_Aim of the task:_ Provide the count of lines that hold "page" and no other output.

[Items from a data source]
- - - - - - -

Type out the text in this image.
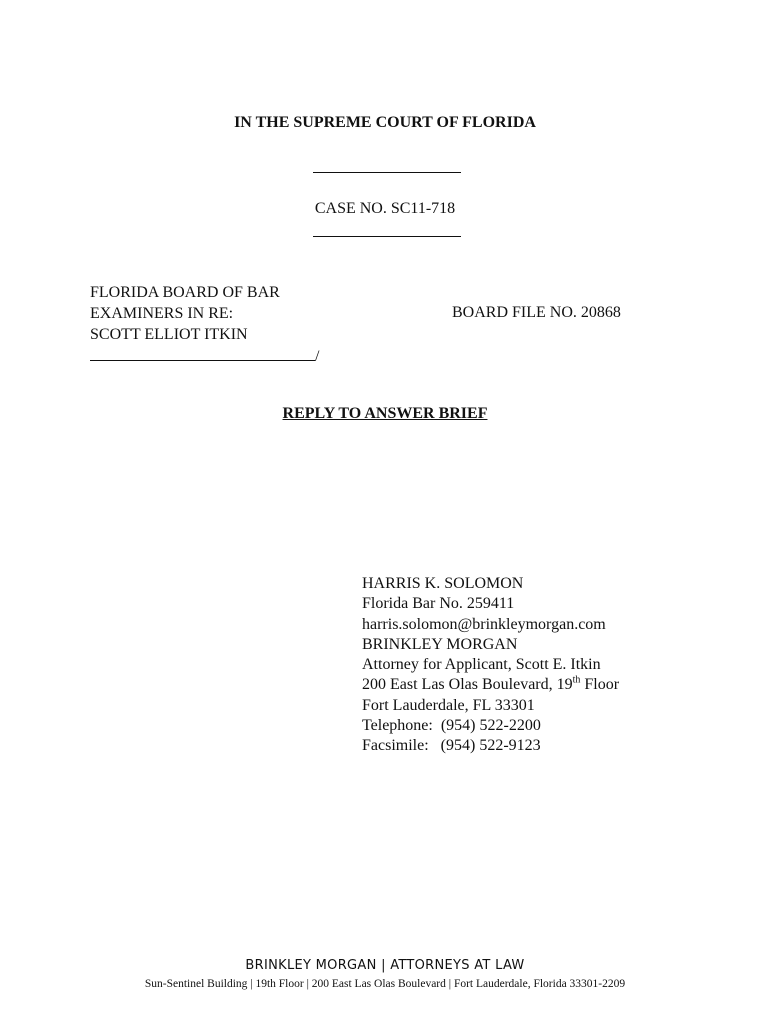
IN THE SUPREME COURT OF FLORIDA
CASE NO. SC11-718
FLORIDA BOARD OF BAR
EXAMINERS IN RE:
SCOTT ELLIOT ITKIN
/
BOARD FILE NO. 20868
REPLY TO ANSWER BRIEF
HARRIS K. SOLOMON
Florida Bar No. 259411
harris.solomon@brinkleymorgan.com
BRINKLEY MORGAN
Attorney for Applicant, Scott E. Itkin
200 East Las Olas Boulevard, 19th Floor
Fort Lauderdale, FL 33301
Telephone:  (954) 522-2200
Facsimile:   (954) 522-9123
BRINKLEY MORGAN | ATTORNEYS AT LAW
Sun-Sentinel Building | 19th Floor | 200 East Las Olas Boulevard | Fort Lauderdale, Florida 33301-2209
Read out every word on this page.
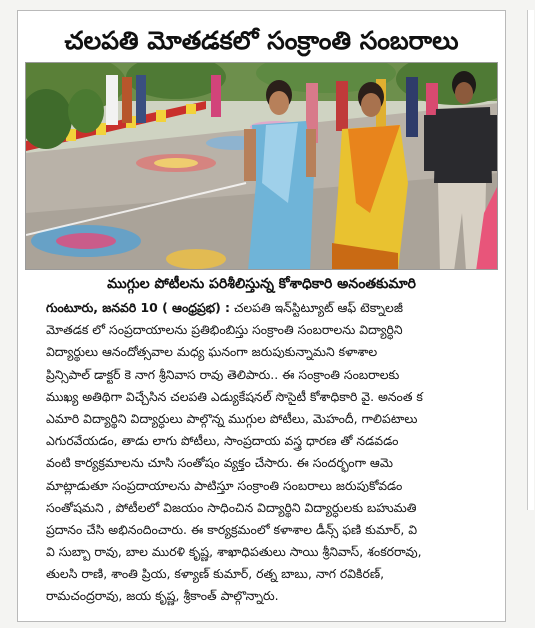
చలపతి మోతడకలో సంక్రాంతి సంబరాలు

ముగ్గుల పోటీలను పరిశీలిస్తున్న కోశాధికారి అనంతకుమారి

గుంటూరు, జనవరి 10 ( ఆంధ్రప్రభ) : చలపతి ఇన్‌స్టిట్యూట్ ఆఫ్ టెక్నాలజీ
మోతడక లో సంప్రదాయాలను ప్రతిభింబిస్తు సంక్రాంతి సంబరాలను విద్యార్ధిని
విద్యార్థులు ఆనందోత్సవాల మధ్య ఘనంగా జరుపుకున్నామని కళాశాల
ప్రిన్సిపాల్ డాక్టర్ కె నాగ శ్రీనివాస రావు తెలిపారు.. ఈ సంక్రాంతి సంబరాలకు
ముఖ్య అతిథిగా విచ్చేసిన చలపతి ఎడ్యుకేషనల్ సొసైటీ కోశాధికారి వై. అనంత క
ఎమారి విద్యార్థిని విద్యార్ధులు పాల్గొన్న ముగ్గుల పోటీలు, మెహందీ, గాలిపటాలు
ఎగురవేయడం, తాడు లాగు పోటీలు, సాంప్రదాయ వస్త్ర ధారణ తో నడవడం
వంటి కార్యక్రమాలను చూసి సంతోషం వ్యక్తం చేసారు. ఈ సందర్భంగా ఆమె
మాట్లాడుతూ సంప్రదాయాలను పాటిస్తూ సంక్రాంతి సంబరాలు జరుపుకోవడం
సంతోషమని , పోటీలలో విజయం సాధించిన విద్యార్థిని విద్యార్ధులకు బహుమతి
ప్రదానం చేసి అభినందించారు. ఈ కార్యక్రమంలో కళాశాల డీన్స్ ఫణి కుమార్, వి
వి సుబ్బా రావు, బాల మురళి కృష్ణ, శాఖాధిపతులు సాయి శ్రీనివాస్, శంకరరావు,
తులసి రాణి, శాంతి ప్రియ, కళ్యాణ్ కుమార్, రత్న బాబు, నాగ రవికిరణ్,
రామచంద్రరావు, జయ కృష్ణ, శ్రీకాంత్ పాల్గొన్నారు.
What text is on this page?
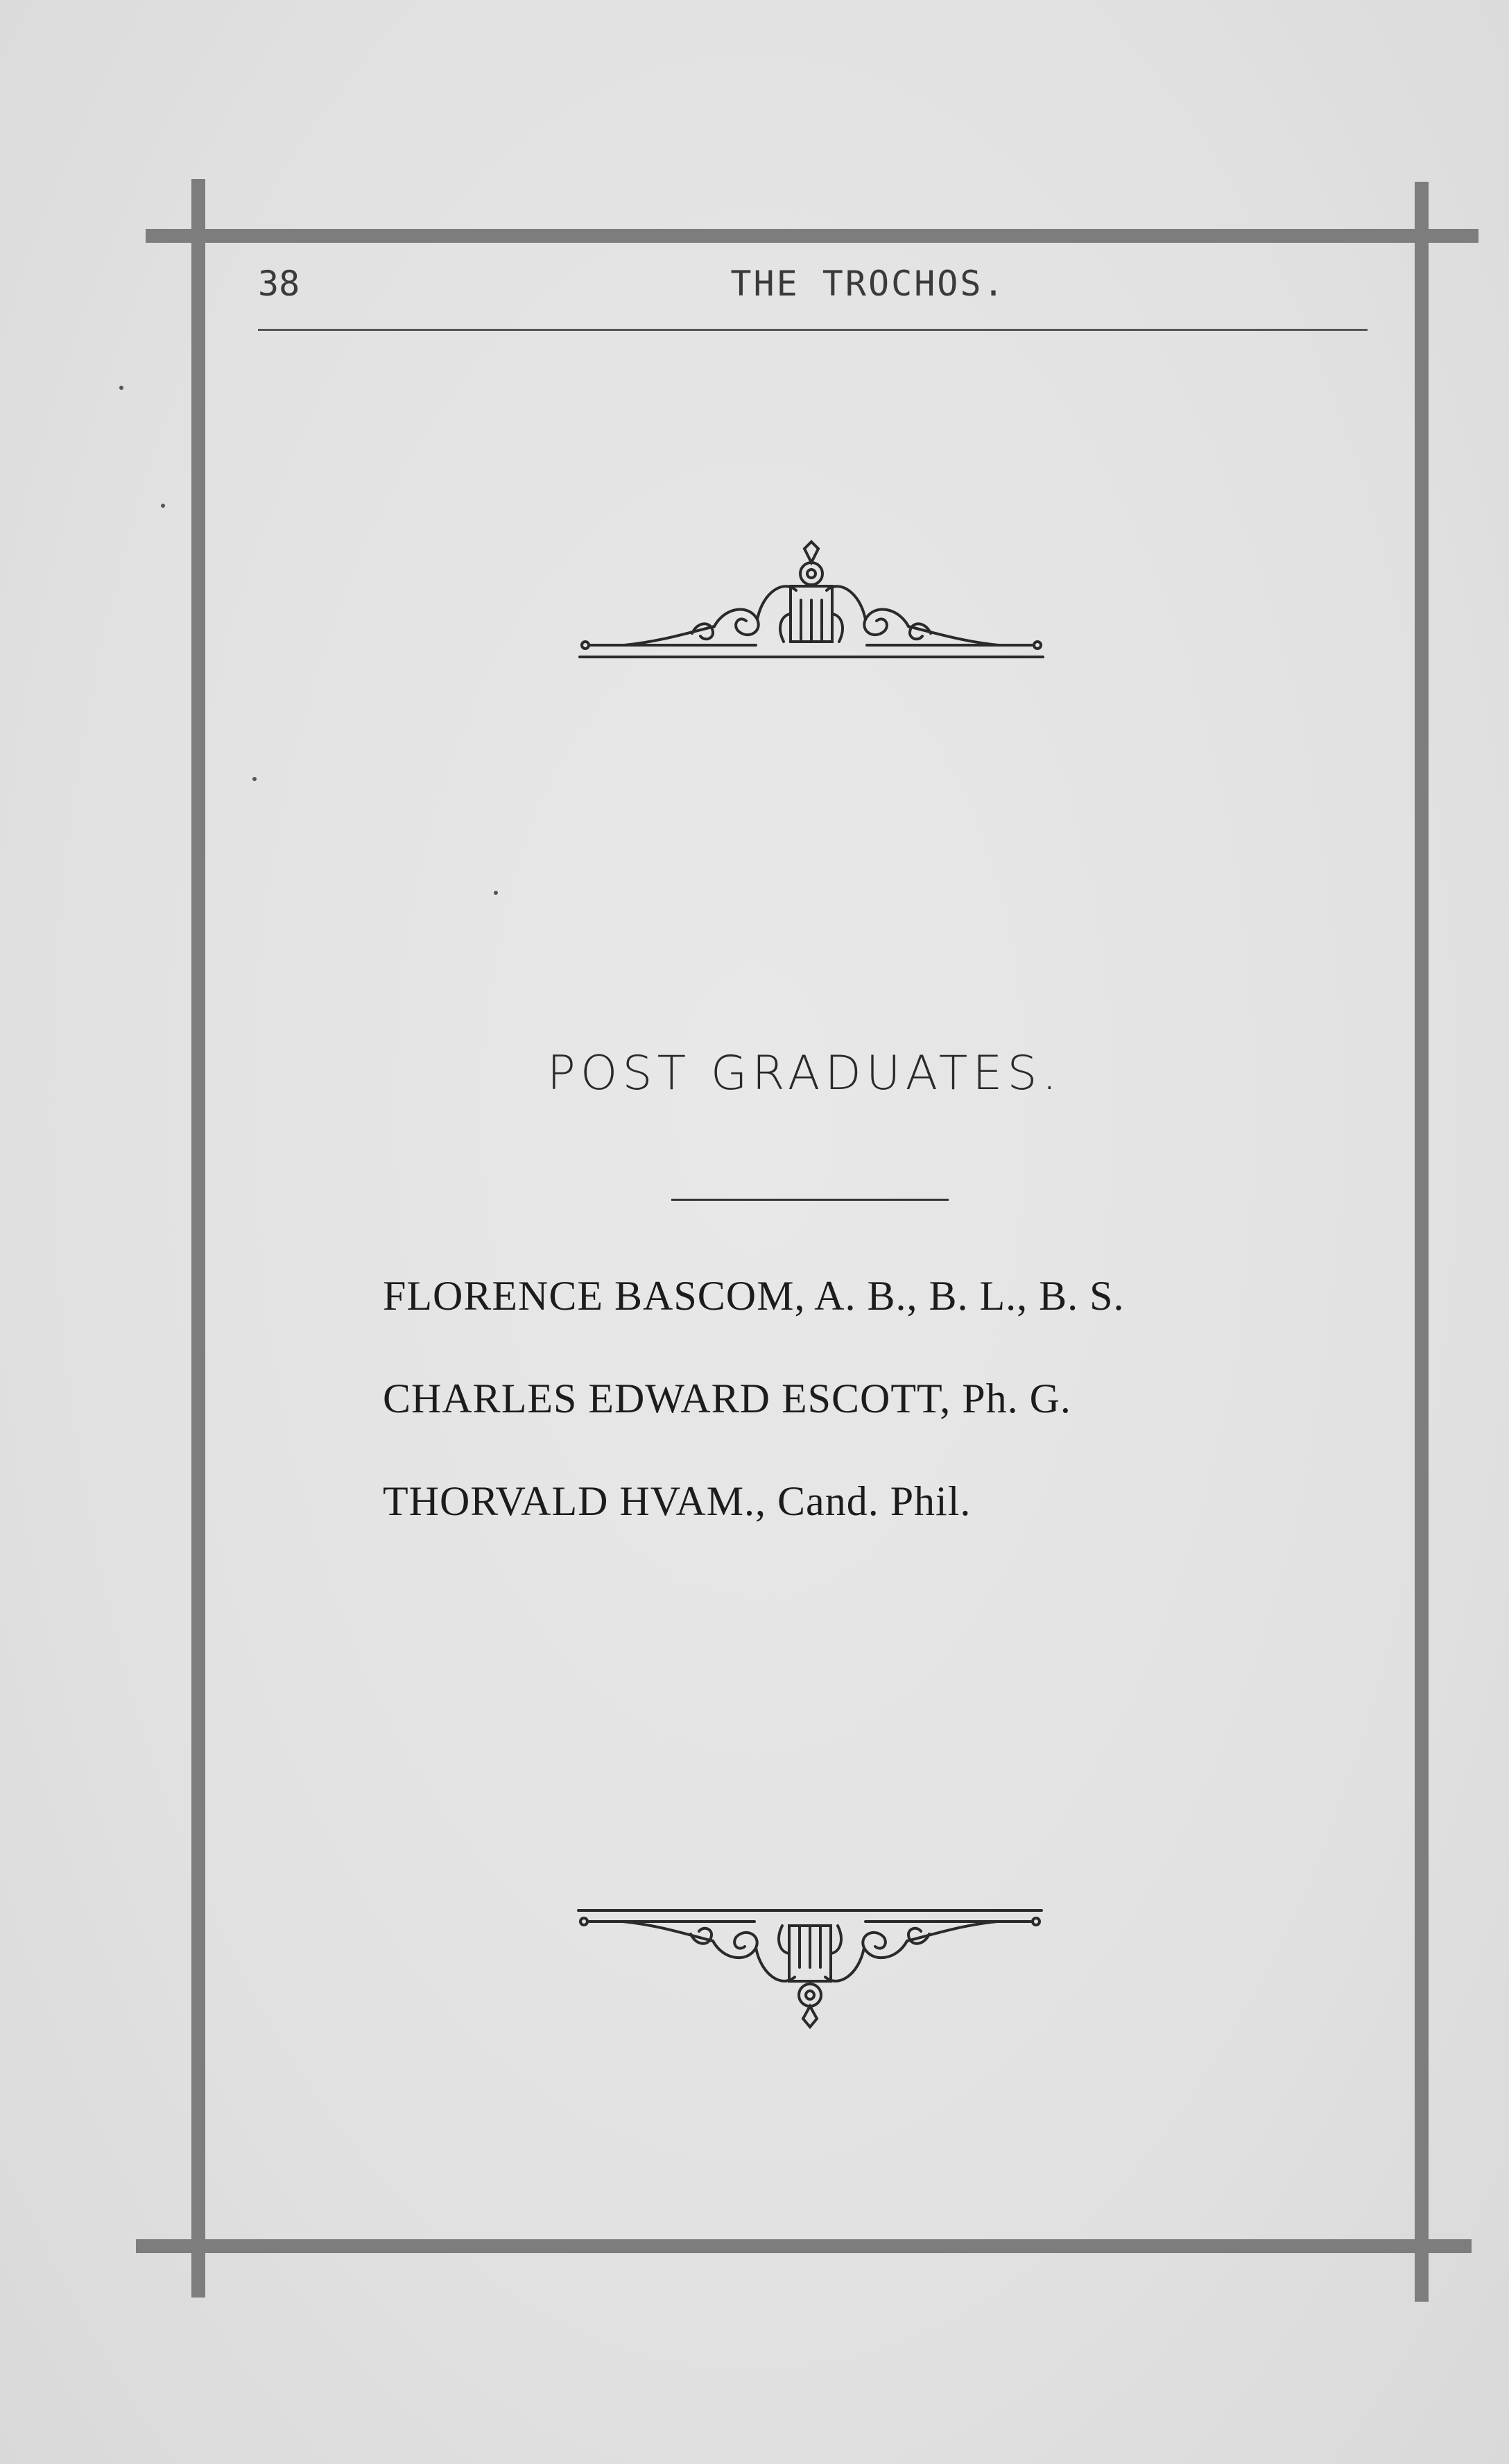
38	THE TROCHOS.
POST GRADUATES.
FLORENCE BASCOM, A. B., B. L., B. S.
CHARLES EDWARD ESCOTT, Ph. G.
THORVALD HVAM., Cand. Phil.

- - - - - - -

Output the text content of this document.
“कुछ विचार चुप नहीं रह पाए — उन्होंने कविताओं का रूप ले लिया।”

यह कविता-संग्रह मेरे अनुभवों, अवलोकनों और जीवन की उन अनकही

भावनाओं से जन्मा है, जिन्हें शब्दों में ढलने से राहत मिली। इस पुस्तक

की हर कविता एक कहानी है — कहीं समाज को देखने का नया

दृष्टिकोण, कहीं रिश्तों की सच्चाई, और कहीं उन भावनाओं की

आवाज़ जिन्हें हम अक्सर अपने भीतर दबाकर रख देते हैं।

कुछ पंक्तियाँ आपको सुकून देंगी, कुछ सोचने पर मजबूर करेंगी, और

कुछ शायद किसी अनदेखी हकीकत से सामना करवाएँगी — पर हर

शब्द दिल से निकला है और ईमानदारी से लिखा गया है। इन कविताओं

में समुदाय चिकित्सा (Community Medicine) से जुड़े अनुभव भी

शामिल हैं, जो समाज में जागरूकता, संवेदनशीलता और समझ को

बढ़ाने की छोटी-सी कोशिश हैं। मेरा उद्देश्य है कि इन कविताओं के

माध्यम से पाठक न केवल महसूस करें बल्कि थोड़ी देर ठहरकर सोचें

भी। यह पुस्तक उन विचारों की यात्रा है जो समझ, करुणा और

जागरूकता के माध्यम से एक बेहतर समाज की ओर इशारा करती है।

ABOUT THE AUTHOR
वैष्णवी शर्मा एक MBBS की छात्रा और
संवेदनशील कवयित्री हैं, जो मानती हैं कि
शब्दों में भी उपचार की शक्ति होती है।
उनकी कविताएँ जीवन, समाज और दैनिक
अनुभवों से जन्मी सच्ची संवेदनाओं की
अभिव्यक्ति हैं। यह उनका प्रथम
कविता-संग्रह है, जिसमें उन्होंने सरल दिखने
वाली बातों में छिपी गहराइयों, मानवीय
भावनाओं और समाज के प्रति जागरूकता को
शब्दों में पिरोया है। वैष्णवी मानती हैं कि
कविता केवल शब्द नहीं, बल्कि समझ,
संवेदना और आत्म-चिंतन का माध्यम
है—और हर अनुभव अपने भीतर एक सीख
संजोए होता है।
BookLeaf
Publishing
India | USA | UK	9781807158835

- - - - - - -

_Solution to this problem:_ 2